# start of PROVIDED MATERIAL

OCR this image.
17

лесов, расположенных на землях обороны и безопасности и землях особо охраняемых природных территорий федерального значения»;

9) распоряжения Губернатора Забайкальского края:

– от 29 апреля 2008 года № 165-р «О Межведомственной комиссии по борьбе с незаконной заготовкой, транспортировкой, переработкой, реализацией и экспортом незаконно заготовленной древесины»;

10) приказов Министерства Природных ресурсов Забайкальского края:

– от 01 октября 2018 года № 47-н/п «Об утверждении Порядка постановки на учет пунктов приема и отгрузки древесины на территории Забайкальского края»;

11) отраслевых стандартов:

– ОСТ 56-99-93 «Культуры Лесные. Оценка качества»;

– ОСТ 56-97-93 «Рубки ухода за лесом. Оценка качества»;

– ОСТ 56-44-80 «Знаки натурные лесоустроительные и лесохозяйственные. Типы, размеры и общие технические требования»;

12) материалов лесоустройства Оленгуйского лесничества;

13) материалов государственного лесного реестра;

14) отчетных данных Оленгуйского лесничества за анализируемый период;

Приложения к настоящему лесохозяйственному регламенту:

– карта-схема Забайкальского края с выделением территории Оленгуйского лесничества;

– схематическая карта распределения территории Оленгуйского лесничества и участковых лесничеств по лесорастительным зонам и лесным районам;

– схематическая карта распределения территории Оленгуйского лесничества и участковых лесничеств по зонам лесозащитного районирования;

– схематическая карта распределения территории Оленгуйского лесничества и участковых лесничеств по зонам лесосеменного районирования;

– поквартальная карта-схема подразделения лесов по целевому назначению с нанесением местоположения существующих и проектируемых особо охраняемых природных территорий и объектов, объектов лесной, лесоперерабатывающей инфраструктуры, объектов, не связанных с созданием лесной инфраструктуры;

# end of PROVIDED MATERIAL

TASK INSTRUCTIONS: Type the whole listing again, unaltered.

ANSWER FOR THE TASK:
OCR this image.
17

лесов, расположенных на землях обороны и безопасности и землях особо охраняемых природных территорий федерального значения»;

9) распоряжения Губернатора Забайкальского края:

– от 29 апреля 2008 года № 165-р «О Межведомственной комиссии по борьбе с незаконной заготовкой, транспортировкой, переработкой, реализацией и экспортом незаконно заготовленной древесины»;

10) приказов Министерства Природных ресурсов Забайкальского края:

– от 01 октября 2018 года № 47-н/п «Об утверждении Порядка постановки на учет пунктов приема и отгрузки древесины на территории Забайкальского края»;

11) отраслевых стандартов:

– ОСТ 56-99-93 «Культуры Лесные. Оценка качества»;

– ОСТ 56-97-93 «Рубки ухода за лесом. Оценка качества»;

– ОСТ 56-44-80 «Знаки натурные лесоустроительные и лесохозяйственные. Типы, размеры и общие технические требования»;

12) материалов лесоустройства Оленгуйского лесничества;

13) материалов государственного лесного реестра;

14) отчетных данных Оленгуйского лесничества за анализируемый период;

Приложения к настоящему лесохозяйственному регламенту:

– карта-схема Забайкальского края с выделением территории Оленгуйского лесничества;

– схематическая карта распределения территории Оленгуйского лесничества и участковых лесничеств по лесорастительным зонам и лесным районам;

– схематическая карта распределения территории Оленгуйского лесничества и участковых лесничеств по зонам лесозащитного районирования;

– схематическая карта распределения территории Оленгуйского лесничества и участковых лесничеств по зонам лесосеменного районирования;

– поквартальная карта-схема подразделения лесов по целевому назначению с нанесением местоположения существующих и проектируемых особо охраняемых природных территорий и объектов, объектов лесной, лесоперерабатывающей инфраструктуры, объектов, не связанных с созданием лесной инфраструктуры;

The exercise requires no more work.